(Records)
□ □ □ □ □ □ □
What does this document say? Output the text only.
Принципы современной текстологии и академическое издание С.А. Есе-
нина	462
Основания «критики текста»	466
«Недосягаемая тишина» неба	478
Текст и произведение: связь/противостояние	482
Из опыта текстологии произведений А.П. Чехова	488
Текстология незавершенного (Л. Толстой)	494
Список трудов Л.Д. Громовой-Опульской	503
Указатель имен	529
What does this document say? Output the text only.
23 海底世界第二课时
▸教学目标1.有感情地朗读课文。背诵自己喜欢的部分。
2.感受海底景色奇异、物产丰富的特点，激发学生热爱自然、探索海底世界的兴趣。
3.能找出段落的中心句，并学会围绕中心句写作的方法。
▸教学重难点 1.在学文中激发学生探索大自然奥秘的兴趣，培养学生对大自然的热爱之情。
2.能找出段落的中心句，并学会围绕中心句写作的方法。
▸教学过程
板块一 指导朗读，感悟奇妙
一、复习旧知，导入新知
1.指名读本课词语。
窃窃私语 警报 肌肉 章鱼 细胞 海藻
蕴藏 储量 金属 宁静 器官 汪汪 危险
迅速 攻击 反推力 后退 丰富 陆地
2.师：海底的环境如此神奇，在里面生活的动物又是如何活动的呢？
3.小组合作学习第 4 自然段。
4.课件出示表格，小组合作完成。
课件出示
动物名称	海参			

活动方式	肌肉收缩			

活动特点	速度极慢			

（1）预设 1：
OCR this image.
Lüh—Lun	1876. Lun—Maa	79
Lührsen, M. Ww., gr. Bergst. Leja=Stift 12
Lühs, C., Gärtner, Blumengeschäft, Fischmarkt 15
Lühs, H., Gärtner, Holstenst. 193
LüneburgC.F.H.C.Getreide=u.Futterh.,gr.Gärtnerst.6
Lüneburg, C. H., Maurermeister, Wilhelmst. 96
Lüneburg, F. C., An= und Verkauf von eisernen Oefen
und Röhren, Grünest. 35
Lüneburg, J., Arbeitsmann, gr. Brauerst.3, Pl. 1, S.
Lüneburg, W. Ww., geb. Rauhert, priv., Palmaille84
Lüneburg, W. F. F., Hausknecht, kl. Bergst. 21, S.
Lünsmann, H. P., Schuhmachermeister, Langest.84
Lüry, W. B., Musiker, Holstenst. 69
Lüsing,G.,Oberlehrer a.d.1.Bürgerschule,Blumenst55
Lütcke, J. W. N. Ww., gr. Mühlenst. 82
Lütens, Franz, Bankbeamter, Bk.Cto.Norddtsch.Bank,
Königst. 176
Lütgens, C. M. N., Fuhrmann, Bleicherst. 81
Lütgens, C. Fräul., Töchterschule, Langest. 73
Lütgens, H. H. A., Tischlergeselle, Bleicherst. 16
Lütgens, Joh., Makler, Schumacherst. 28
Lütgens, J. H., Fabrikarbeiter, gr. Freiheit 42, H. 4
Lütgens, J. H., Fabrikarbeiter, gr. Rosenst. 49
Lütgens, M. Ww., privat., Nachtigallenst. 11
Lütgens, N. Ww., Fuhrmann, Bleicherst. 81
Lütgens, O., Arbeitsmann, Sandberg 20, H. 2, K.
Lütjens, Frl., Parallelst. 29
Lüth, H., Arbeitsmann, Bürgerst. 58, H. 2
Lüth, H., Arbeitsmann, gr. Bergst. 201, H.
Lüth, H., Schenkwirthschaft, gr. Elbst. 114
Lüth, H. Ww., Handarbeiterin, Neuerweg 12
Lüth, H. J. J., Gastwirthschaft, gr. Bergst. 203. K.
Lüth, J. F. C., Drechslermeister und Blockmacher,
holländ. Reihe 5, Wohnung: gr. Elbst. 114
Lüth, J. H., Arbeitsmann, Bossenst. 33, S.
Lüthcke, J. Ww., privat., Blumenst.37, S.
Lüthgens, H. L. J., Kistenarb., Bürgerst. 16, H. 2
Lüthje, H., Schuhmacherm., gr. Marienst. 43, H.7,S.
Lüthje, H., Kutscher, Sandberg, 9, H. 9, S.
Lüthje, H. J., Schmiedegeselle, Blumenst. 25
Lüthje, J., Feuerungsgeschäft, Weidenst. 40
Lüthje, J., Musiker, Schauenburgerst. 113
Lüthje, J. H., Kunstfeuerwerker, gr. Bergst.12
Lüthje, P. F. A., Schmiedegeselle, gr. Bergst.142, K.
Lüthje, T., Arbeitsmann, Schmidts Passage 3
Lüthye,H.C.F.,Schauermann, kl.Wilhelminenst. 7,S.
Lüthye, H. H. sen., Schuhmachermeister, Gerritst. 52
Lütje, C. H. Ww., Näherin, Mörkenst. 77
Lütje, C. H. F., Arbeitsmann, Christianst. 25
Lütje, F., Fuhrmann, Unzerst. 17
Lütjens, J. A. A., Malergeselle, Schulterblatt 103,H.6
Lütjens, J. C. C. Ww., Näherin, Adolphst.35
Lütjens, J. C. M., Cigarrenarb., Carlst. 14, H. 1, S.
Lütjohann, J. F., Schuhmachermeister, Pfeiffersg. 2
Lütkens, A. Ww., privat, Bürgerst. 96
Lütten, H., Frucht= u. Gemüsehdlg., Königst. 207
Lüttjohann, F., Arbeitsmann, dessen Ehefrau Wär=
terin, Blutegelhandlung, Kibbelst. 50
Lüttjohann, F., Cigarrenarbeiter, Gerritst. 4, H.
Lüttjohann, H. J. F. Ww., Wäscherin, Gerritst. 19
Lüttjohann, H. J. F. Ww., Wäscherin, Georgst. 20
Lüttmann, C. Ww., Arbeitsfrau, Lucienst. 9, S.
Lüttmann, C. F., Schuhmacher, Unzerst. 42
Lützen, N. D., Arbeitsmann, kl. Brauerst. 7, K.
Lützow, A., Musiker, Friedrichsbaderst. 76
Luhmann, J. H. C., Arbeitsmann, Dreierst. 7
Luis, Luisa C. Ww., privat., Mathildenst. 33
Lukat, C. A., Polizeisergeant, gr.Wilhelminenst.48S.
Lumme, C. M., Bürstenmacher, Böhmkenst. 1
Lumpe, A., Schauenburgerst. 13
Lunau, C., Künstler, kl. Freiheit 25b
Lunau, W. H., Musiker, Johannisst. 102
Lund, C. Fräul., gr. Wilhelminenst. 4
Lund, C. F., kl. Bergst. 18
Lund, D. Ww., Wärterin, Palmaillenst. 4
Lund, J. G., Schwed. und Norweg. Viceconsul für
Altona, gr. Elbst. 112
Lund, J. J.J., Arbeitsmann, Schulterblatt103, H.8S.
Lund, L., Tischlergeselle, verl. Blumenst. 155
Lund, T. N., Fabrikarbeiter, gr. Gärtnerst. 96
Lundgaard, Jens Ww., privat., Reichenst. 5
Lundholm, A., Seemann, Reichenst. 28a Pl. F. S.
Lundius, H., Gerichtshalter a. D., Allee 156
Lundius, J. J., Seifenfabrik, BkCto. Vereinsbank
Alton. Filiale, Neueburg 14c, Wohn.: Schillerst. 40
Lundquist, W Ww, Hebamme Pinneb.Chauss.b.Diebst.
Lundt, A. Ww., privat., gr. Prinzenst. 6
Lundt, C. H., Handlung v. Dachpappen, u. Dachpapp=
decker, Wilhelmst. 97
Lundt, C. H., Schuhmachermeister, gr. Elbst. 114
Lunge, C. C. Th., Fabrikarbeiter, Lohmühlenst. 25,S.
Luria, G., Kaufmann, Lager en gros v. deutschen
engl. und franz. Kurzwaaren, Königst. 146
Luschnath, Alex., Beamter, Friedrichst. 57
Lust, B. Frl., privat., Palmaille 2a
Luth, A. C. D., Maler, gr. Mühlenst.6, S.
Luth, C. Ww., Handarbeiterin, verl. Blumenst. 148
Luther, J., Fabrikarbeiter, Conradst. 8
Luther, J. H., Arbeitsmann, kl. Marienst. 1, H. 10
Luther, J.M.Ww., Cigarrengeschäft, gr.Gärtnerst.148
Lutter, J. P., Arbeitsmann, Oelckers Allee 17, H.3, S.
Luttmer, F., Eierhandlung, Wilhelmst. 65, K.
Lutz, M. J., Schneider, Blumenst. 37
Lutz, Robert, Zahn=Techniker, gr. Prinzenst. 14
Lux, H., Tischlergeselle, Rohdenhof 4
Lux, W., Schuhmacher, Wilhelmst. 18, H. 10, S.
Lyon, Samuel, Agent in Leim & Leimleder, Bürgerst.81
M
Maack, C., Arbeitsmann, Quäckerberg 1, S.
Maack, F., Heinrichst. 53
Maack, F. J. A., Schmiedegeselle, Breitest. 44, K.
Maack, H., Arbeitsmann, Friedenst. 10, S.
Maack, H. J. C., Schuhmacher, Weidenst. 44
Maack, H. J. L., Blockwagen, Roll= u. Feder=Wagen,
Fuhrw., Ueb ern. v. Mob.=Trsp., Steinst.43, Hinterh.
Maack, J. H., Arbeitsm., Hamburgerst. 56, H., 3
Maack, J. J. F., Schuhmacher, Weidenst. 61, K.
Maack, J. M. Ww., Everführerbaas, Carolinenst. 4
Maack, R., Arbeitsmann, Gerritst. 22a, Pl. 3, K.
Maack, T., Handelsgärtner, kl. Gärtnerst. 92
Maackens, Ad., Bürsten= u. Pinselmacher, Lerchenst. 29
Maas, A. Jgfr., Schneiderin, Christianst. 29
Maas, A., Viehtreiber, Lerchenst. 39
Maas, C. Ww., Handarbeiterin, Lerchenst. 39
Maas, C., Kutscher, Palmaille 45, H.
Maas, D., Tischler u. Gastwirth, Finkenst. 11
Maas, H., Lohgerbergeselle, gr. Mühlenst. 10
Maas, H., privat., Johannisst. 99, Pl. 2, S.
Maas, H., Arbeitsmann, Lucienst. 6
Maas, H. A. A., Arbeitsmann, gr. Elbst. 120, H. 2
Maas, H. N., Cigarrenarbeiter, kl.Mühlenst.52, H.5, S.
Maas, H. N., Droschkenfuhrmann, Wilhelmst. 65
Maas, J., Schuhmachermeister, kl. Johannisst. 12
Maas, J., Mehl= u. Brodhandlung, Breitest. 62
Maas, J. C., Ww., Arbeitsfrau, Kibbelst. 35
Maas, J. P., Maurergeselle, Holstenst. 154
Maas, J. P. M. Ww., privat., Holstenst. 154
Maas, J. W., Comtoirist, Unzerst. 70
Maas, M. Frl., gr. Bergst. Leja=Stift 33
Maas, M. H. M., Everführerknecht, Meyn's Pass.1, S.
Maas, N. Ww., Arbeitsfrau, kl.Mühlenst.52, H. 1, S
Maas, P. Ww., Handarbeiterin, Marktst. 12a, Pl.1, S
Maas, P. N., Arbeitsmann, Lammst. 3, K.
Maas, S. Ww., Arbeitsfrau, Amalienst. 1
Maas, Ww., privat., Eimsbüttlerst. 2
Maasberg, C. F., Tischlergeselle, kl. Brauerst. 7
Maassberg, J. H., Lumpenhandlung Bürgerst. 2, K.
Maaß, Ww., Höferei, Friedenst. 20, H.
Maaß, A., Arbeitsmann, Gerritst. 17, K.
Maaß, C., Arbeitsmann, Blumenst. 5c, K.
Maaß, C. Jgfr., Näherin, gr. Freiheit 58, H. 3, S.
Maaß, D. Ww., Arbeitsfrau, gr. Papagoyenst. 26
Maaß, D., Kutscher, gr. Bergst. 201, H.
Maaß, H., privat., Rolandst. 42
□ □ □ □ □ □ □
• **DO THIS**: How many lines in the records hold the string "Lüthye"? Reply with the number alone.

• **FINISHED EXERCISE**: 2